(Figure data in JSON)
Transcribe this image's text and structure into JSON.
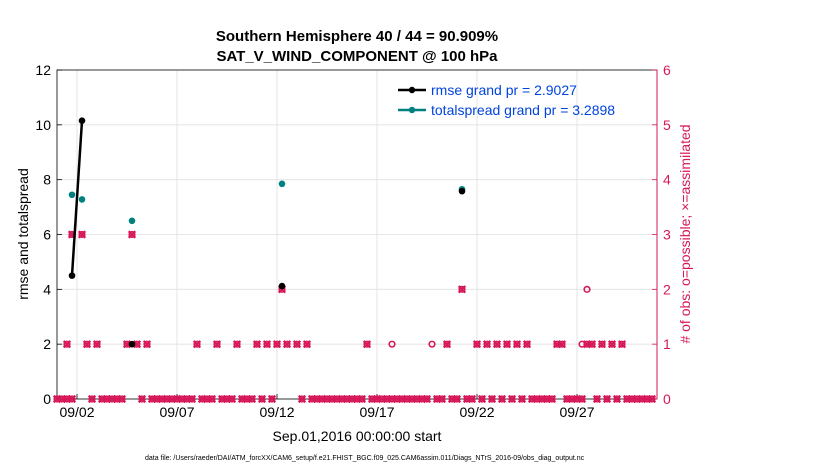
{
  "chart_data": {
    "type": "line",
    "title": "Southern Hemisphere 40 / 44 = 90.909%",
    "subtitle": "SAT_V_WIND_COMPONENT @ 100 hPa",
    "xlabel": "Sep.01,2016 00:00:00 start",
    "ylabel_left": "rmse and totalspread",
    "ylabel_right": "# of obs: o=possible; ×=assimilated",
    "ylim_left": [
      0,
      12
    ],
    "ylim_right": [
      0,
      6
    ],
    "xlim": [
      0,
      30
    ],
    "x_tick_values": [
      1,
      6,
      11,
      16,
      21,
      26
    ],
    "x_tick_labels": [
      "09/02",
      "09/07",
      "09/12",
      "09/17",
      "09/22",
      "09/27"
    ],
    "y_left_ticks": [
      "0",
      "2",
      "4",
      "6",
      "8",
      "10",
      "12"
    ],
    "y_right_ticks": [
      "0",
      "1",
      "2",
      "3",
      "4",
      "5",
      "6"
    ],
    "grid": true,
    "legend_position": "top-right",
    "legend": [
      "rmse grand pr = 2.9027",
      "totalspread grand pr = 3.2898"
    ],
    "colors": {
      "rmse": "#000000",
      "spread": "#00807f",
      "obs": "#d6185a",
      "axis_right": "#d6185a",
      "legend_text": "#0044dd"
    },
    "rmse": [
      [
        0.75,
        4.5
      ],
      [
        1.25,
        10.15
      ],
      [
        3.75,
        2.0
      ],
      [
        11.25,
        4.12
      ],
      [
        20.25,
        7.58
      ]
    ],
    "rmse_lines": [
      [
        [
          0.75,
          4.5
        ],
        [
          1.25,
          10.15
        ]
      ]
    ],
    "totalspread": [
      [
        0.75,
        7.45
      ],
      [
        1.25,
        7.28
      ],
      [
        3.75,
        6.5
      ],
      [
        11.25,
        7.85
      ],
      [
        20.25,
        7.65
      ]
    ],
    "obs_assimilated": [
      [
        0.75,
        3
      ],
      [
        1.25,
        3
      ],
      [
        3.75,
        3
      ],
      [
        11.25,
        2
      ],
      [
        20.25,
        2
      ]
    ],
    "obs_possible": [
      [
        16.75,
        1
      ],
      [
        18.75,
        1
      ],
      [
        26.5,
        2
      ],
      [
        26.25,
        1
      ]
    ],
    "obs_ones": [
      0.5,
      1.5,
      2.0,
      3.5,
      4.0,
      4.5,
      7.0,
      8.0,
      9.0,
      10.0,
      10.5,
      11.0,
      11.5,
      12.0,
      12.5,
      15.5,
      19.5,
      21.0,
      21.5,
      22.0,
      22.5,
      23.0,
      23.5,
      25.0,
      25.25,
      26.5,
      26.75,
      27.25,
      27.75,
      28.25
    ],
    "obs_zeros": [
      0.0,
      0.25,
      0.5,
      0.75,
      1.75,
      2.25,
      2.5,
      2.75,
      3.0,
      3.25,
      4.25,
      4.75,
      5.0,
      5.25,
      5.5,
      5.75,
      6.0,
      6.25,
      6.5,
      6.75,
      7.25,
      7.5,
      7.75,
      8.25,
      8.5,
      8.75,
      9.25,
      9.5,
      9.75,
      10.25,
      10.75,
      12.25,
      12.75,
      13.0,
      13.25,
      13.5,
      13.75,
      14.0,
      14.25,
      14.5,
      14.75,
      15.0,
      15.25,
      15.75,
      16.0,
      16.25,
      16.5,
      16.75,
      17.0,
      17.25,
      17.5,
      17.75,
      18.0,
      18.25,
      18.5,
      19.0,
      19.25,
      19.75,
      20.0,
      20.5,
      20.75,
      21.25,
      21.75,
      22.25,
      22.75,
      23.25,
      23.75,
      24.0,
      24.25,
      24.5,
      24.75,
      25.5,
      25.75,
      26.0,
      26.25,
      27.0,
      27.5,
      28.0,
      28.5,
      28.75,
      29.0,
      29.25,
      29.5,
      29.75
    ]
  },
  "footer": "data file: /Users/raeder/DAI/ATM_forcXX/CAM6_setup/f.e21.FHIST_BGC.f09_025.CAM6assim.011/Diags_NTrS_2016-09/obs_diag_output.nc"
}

→ Written instruction: The listing above must be printed again exactly, minus its pictures.

→ The answer:
Transcribe this image's text and structure into JSON.
{
  "chart_data": {
    "type": "line",
    "title": "Southern Hemisphere 40 / 44 = 90.909%",
    "subtitle": "SAT_V_WIND_COMPONENT @ 100 hPa",
    "xlabel": "Sep.01,2016 00:00:00 start",
    "ylabel_left": "rmse and totalspread",
    "ylabel_right": "# of obs: o=possible; ×=assimilated",
    "ylim_left": [
      0,
      12
    ],
    "ylim_right": [
      0,
      6
    ],
    "xlim": [
      0,
      30
    ],
    "x_tick_values": [
      1,
      6,
      11,
      16,
      21,
      26
    ],
    "x_tick_labels": [
      "09/02",
      "09/07",
      "09/12",
      "09/17",
      "09/22",
      "09/27"
    ],
    "y_left_ticks": [
      "0",
      "2",
      "4",
      "6",
      "8",
      "10",
      "12"
    ],
    "y_right_ticks": [
      "0",
      "1",
      "2",
      "3",
      "4",
      "5",
      "6"
    ],
    "grid": true,
    "legend_position": "top-right",
    "legend": [
      "rmse grand pr = 2.9027",
      "totalspread grand pr = 3.2898"
    ],
    "colors": {
      "rmse": "#000000",
      "spread": "#00807f",
      "obs": "#d6185a",
      "axis_right": "#d6185a",
      "legend_text": "#0044dd"
    },
    "rmse": [
      [
        0.75,
        4.5
      ],
      [
        1.25,
        10.15
      ],
      [
        3.75,
        2.0
      ],
      [
        11.25,
        4.12
      ],
      [
        20.25,
        7.58
      ]
    ],
    "rmse_lines": [
      [
        [
          0.75,
          4.5
        ],
        [
          1.25,
          10.15
        ]
      ]
    ],
    "totalspread": [
      [
        0.75,
        7.45
      ],
      [
        1.25,
        7.28
      ],
      [
        3.75,
        6.5
      ],
      [
        11.25,
        7.85
      ],
      [
        20.25,
        7.65
      ]
    ],
    "obs_assimilated": [
      [
        0.75,
        3
      ],
      [
        1.25,
        3
      ],
      [
        3.75,
        3
      ],
      [
        11.25,
        2
      ],
      [
        20.25,
        2
      ]
    ],
    "obs_possible": [
      [
        16.75,
        1
      ],
      [
        18.75,
        1
      ],
      [
        26.5,
        2
      ],
      [
        26.25,
        1
      ]
    ],
    "obs_ones": [
      0.5,
      1.5,
      2.0,
      3.5,
      4.0,
      4.5,
      7.0,
      8.0,
      9.0,
      10.0,
      10.5,
      11.0,
      11.5,
      12.0,
      12.5,
      15.5,
      19.5,
      21.0,
      21.5,
      22.0,
      22.5,
      23.0,
      23.5,
      25.0,
      25.25,
      26.5,
      26.75,
      27.25,
      27.75,
      28.25
    ],
    "obs_zeros": [
      0.0,
      0.25,
      0.5,
      0.75,
      1.75,
      2.25,
      2.5,
      2.75,
      3.0,
      3.25,
      4.25,
      4.75,
      5.0,
      5.25,
      5.5,
      5.75,
      6.0,
      6.25,
      6.5,
      6.75,
      7.25,
      7.5,
      7.75,
      8.25,
      8.5,
      8.75,
      9.25,
      9.5,
      9.75,
      10.25,
      10.75,
      12.25,
      12.75,
      13.0,
      13.25,
      13.5,
      13.75,
      14.0,
      14.25,
      14.5,
      14.75,
      15.0,
      15.25,
      15.75,
      16.0,
      16.25,
      16.5,
      16.75,
      17.0,
      17.25,
      17.5,
      17.75,
      18.0,
      18.25,
      18.5,
      19.0,
      19.25,
      19.75,
      20.0,
      20.5,
      20.75,
      21.25,
      21.75,
      22.25,
      22.75,
      23.25,
      23.75,
      24.0,
      24.25,
      24.5,
      24.75,
      25.5,
      25.75,
      26.0,
      26.25,
      27.0,
      27.5,
      28.0,
      28.5,
      28.75,
      29.0,
      29.25,
      29.5,
      29.75
    ]
  },
  "footer": "data file: /Users/raeder/DAI/ATM_forcXX/CAM6_setup/f.e21.FHIST_BGC.f09_025.CAM6assim.011/Diags_NTrS_2016-09/obs_diag_output.nc"
}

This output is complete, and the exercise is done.